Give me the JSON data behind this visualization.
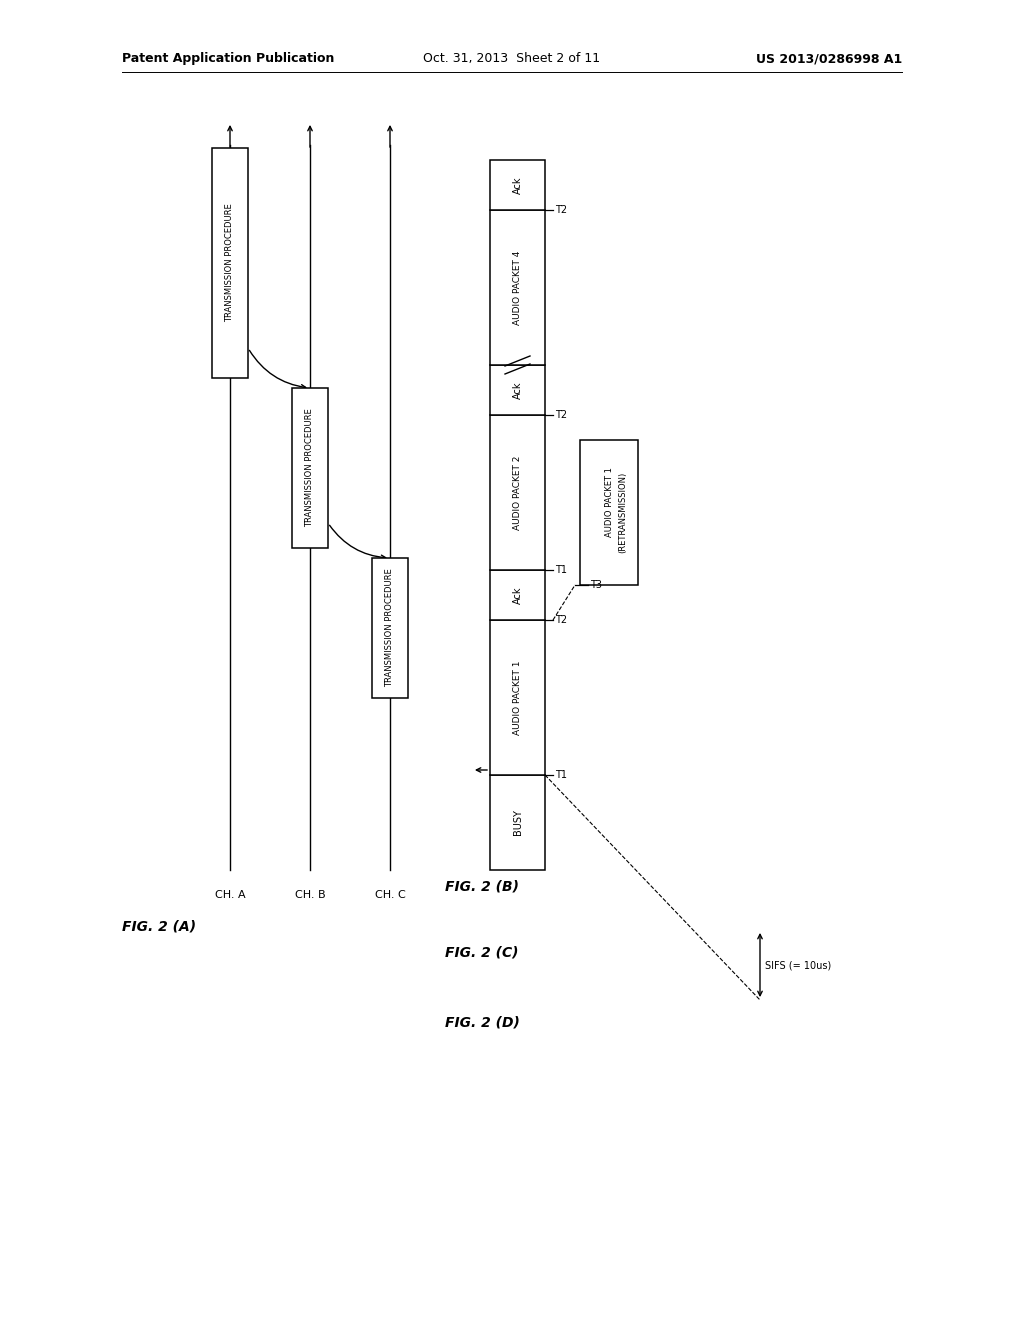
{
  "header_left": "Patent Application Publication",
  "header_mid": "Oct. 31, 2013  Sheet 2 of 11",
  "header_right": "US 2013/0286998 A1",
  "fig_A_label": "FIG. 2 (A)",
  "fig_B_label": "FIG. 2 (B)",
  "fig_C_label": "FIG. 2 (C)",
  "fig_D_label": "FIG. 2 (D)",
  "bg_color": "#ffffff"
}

Short exercise » All of the data above should be transcribed verbatim, with pictures omitted.

Solution for this task »
Give me the JSON data behind this visualization.
{
  "header_left": "Patent Application Publication",
  "header_mid": "Oct. 31, 2013  Sheet 2 of 11",
  "header_right": "US 2013/0286998 A1",
  "fig_A_label": "FIG. 2 (A)",
  "fig_B_label": "FIG. 2 (B)",
  "fig_C_label": "FIG. 2 (C)",
  "fig_D_label": "FIG. 2 (D)",
  "bg_color": "#ffffff"
}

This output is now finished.